### TASK DESCRIPTION
Give, as a bare number, the count of lines that contain the word "this".

### PROVIDED MATERIAL
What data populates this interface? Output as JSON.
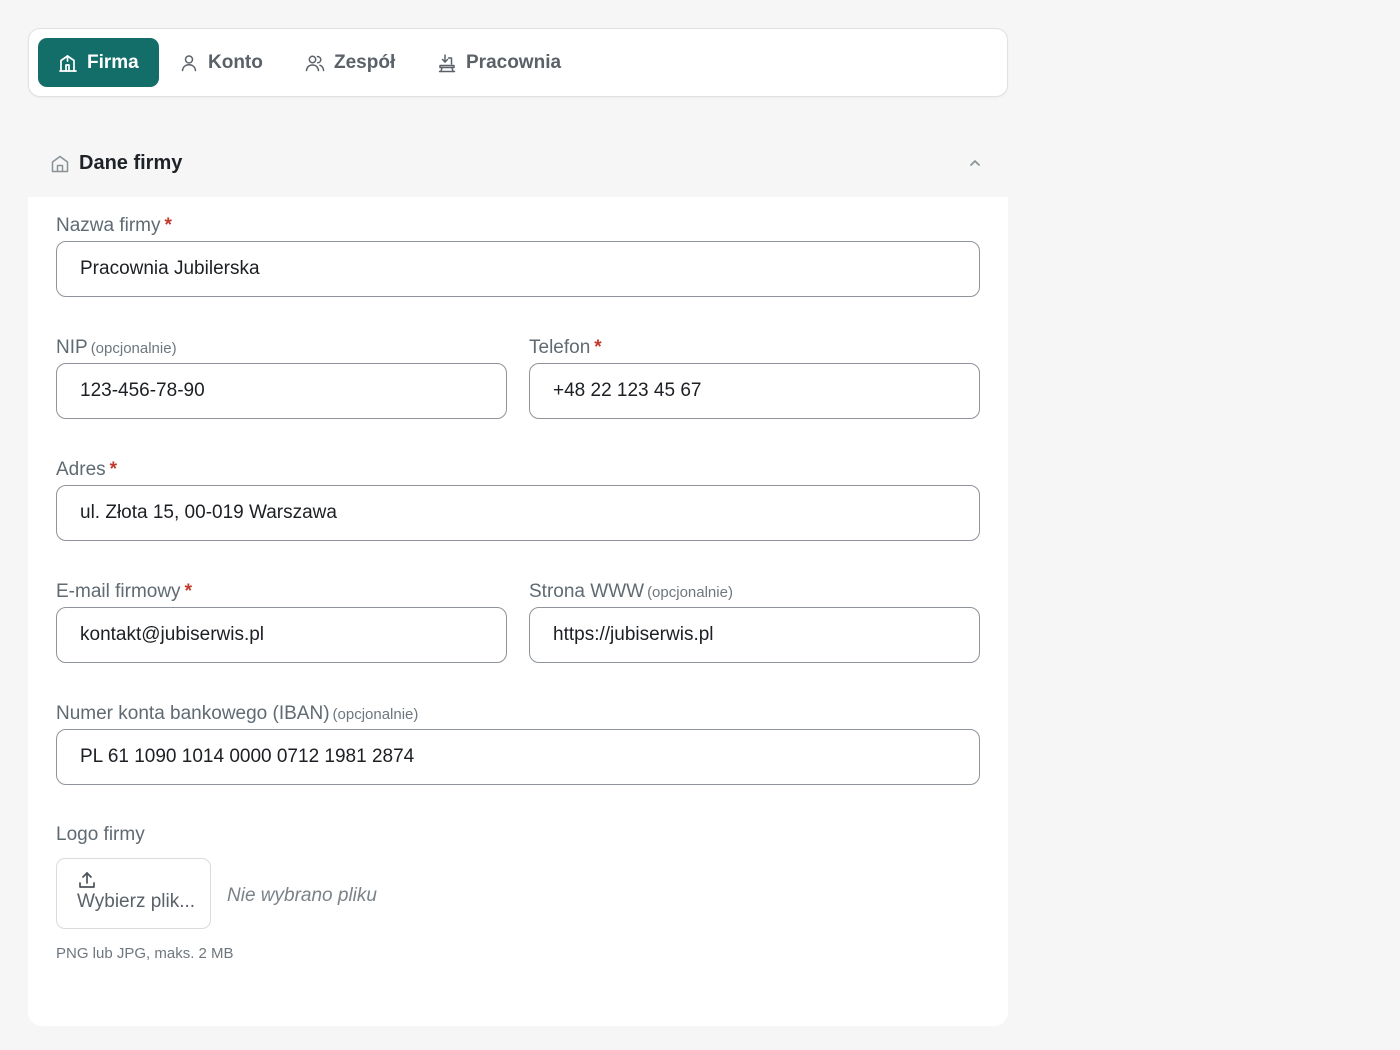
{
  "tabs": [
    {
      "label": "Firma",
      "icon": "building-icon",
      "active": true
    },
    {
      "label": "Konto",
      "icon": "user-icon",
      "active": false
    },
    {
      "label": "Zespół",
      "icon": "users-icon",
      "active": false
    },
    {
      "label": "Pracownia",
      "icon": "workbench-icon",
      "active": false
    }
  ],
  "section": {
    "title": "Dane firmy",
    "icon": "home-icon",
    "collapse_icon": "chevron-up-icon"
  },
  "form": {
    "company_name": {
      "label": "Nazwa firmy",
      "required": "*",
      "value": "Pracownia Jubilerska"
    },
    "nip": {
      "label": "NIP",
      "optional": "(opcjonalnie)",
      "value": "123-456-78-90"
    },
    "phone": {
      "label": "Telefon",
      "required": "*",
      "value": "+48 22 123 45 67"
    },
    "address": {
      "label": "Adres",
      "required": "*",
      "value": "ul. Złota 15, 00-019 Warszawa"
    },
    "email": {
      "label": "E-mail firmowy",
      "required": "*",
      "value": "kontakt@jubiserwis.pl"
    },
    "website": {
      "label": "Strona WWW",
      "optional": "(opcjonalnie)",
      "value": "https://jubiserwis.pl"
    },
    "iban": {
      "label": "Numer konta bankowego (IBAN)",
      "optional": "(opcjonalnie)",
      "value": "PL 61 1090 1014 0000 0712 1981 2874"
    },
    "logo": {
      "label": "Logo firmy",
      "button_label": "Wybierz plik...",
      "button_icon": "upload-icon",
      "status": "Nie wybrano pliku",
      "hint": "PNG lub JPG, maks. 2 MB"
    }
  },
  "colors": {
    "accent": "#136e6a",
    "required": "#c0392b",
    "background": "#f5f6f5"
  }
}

* * *

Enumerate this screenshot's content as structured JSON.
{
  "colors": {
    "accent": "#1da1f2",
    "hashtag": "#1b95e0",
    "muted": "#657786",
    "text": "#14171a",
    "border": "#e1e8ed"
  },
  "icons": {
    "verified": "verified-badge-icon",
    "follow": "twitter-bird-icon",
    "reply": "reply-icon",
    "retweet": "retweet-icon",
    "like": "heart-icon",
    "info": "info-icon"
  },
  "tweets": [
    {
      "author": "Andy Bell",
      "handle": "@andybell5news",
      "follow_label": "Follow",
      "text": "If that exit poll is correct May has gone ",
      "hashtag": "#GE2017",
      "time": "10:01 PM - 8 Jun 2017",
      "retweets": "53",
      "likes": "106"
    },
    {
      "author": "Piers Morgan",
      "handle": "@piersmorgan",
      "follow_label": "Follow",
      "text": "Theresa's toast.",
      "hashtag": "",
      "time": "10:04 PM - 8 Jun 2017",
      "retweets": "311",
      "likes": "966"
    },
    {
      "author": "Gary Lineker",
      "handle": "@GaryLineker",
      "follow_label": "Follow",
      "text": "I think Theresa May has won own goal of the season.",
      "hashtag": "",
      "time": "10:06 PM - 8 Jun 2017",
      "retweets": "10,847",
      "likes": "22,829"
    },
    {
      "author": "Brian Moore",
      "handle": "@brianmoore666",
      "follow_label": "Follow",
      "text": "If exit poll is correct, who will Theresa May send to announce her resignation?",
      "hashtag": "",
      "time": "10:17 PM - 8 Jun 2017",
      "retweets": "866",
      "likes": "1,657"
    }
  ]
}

==

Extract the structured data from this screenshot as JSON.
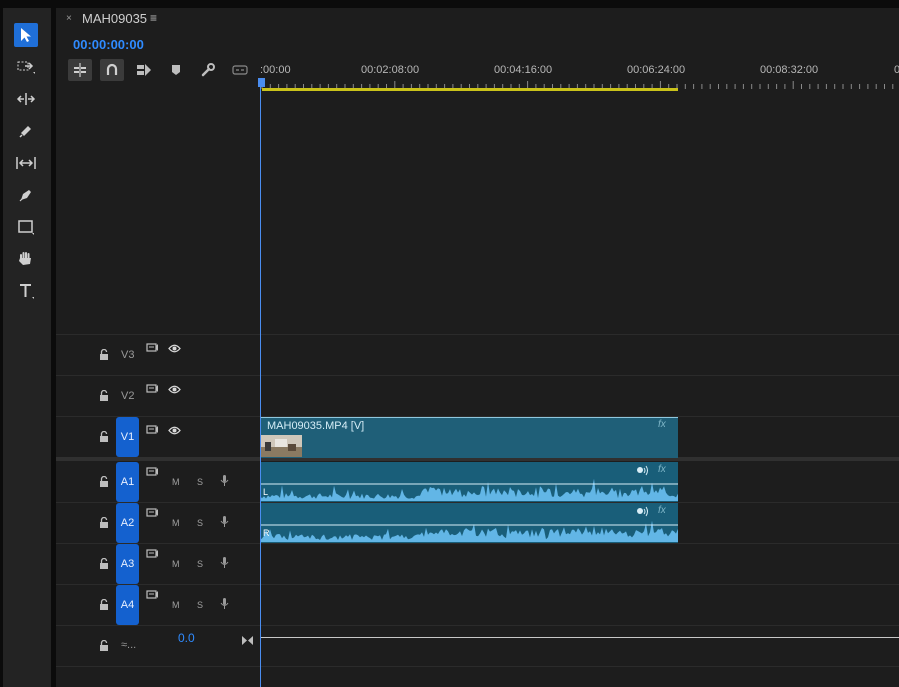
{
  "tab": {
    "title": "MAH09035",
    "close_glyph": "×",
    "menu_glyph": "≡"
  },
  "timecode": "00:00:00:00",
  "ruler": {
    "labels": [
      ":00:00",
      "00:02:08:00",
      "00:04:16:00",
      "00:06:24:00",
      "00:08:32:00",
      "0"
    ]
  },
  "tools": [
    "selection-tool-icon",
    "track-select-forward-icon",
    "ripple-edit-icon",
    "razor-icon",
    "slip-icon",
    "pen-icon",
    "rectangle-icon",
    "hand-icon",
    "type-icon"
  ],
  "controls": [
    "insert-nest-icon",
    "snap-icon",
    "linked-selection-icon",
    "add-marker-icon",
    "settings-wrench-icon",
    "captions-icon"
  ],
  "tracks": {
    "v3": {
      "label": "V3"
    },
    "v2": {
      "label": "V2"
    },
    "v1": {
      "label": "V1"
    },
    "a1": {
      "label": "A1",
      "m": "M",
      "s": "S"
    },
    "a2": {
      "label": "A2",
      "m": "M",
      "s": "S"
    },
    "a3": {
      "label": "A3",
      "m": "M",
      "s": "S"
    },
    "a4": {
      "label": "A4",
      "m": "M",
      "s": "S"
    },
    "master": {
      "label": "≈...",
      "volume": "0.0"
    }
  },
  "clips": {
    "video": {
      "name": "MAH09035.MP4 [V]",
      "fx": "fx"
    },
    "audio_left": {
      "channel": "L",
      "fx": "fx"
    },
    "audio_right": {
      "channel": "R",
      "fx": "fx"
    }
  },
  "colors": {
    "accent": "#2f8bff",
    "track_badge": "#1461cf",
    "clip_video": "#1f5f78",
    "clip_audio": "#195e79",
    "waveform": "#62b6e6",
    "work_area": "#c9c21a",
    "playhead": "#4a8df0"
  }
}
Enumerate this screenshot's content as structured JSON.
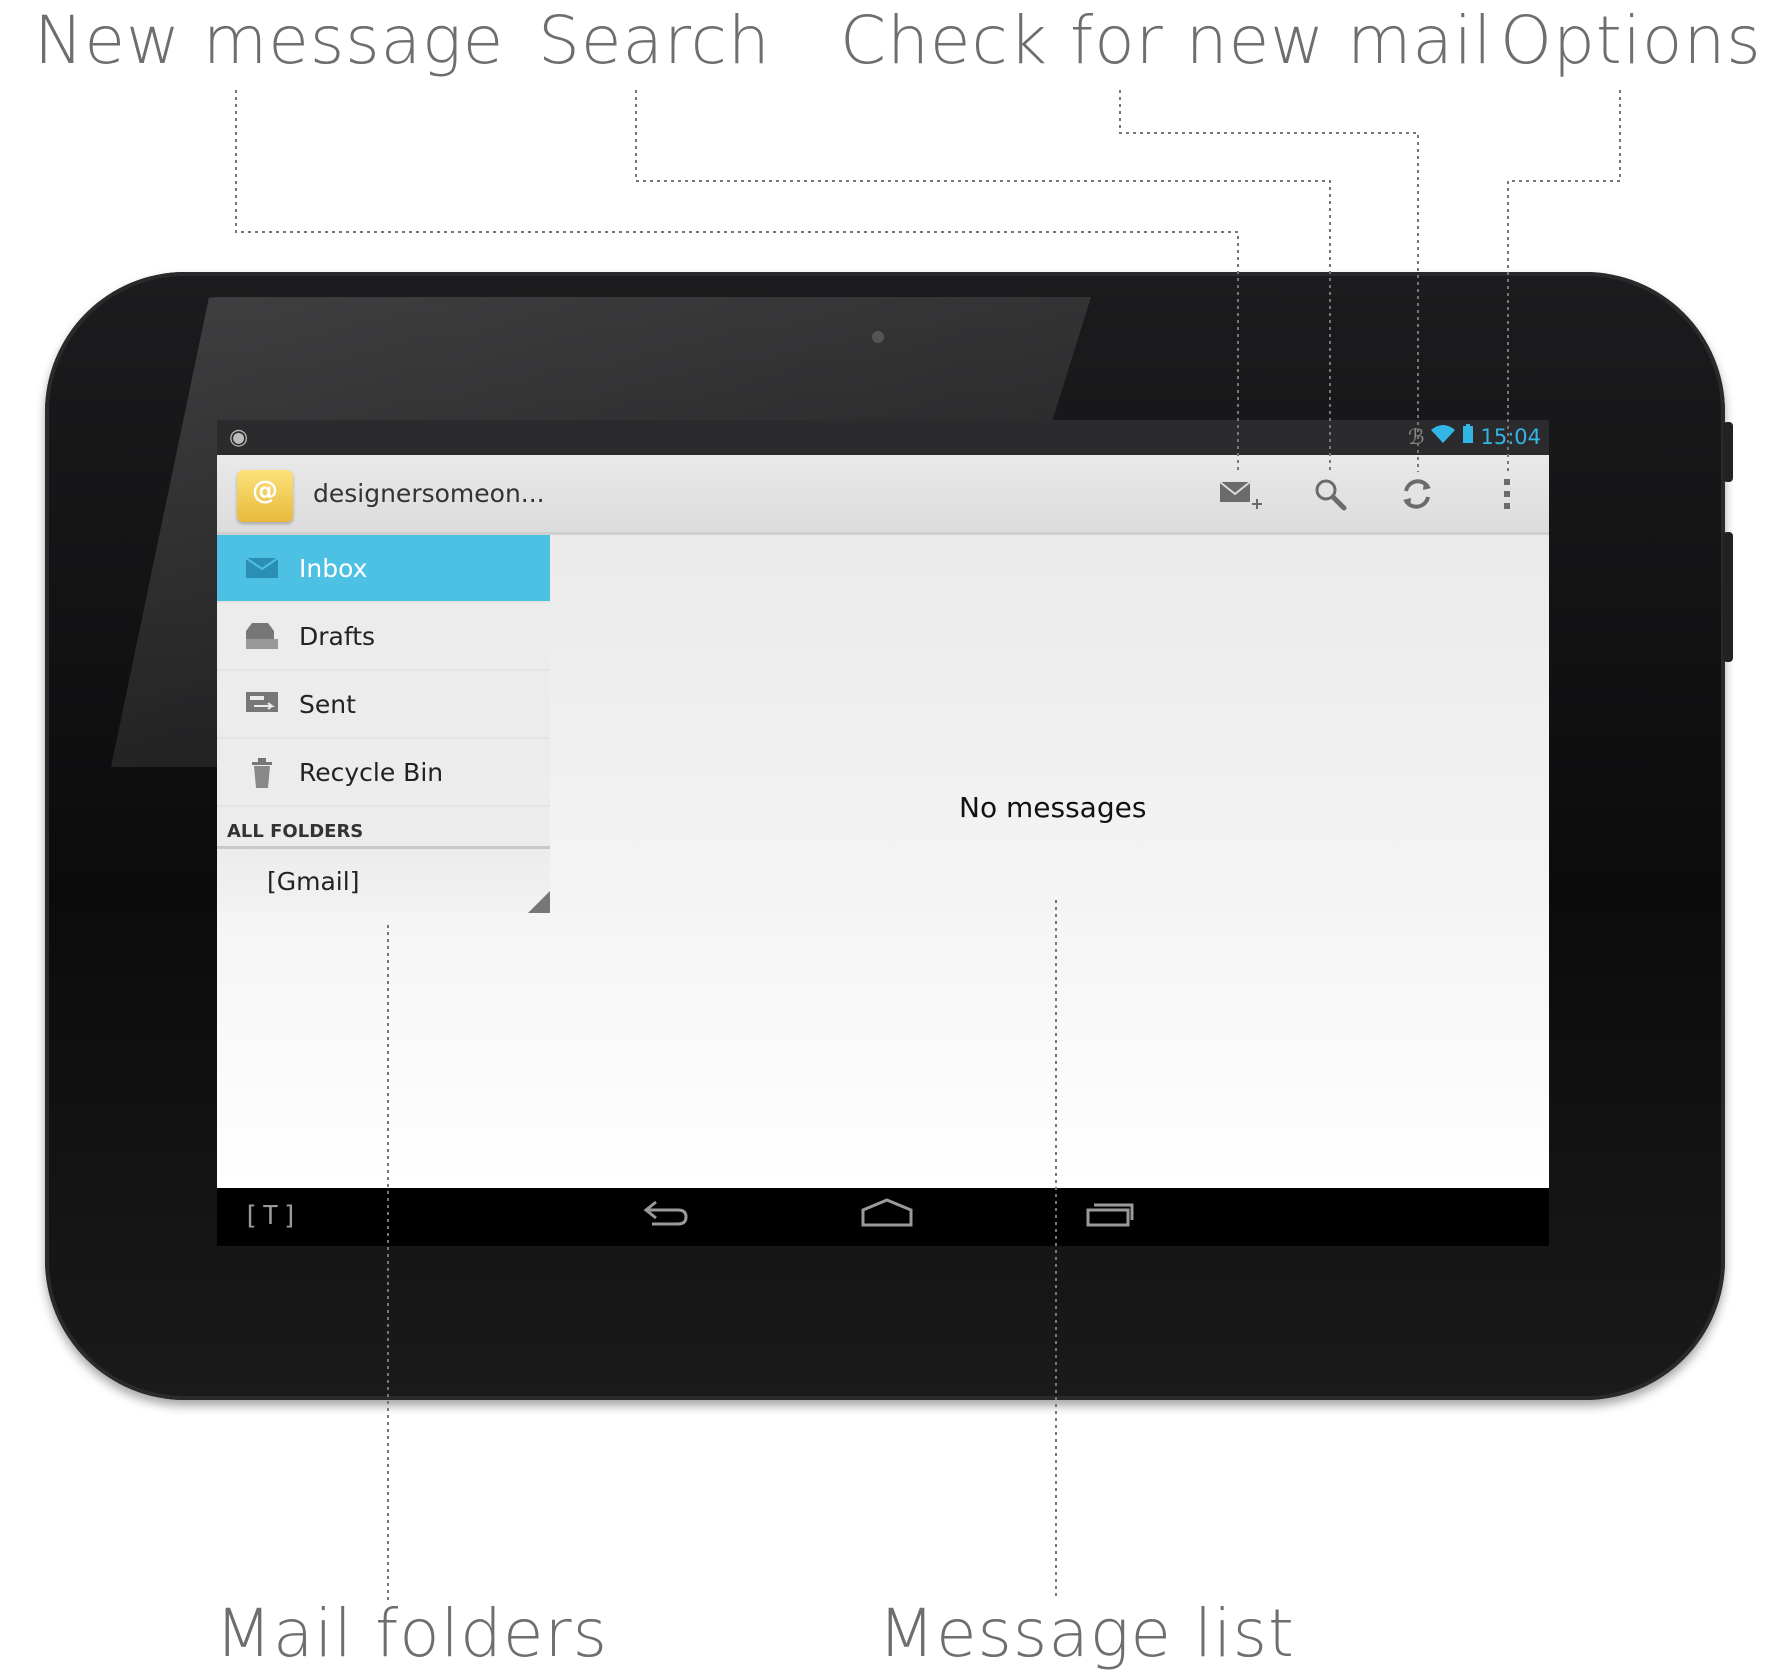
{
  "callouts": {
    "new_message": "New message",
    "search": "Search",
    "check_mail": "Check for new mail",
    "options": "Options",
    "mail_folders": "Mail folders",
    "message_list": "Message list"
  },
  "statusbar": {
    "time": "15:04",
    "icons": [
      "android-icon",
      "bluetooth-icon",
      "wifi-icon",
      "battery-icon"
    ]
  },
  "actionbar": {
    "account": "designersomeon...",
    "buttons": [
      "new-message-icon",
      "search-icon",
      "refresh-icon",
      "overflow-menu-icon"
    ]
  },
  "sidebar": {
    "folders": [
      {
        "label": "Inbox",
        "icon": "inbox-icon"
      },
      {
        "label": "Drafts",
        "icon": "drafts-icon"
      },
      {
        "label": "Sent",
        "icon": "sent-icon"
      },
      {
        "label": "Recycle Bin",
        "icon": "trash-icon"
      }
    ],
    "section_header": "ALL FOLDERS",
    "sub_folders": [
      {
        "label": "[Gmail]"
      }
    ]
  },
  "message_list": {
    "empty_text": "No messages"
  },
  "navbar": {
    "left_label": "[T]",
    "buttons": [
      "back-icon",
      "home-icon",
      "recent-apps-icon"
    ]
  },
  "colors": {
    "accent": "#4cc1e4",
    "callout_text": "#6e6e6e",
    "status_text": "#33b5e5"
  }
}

### RIGHT ANSWER
4